EXERCISE PROMPT
Lines holding the string "Volume" are the ones to copy from this listing.

WORKING DATA
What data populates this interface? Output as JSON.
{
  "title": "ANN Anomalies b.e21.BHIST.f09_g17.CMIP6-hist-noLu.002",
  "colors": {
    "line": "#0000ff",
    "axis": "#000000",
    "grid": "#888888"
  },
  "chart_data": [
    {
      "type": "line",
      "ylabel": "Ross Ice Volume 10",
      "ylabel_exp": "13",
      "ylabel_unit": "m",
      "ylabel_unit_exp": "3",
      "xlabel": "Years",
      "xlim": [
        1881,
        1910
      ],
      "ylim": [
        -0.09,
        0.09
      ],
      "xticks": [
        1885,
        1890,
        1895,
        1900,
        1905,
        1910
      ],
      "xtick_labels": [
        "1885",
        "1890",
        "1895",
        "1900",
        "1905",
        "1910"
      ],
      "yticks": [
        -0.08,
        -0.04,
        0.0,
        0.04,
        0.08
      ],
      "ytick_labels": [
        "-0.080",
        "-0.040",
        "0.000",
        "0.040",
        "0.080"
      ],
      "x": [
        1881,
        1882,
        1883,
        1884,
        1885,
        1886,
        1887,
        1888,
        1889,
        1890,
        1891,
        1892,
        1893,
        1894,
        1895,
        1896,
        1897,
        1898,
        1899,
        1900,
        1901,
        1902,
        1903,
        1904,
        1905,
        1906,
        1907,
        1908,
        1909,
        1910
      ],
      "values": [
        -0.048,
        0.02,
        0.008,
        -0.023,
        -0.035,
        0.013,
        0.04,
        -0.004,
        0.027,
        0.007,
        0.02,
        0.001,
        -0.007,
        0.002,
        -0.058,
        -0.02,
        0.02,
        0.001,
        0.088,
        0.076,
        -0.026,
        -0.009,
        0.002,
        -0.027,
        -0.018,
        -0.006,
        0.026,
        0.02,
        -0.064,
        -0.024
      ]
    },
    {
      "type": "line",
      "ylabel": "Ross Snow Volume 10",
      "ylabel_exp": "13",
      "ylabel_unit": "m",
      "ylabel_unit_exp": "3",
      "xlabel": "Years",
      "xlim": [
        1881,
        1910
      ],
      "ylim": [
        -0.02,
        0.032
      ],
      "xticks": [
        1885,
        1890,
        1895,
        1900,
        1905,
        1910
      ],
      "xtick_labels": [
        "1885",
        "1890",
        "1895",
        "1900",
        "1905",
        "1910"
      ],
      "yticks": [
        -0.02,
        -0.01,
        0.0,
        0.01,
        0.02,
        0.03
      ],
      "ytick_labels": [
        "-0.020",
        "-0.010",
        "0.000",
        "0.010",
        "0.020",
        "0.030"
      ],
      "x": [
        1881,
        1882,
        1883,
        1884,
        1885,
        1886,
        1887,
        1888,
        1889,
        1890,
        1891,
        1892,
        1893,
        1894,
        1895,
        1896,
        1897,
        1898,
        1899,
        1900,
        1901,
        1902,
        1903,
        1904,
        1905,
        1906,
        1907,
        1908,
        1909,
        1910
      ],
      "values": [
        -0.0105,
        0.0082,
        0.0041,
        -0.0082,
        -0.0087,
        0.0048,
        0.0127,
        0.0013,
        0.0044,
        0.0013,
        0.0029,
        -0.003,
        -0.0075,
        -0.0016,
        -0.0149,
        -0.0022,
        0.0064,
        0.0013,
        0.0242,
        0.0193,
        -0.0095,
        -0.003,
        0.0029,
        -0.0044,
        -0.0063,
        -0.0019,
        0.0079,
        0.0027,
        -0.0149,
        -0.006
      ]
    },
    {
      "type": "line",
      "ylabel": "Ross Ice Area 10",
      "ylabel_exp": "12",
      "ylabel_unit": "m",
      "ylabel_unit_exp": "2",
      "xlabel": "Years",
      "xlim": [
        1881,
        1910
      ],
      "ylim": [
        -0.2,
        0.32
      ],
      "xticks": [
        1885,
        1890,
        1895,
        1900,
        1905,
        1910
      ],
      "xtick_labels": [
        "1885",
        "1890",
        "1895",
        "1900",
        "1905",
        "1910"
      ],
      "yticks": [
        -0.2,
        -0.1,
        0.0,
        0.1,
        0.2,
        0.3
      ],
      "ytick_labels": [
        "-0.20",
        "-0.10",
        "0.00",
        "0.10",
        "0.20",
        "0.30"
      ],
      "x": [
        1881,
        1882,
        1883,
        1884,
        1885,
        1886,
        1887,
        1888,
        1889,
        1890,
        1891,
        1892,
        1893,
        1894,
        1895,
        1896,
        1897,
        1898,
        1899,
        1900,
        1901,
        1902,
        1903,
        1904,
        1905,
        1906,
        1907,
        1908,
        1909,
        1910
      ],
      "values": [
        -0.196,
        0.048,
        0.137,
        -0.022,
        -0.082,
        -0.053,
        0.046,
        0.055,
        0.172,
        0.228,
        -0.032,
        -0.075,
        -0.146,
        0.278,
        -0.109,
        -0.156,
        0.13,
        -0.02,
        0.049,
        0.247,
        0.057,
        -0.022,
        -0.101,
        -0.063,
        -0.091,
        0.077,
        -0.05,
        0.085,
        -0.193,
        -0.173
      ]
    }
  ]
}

COMPLETED TASK
      "ylabel": "Ross Ice Volume 10",
      "ylabel": "Ross Snow Volume 10",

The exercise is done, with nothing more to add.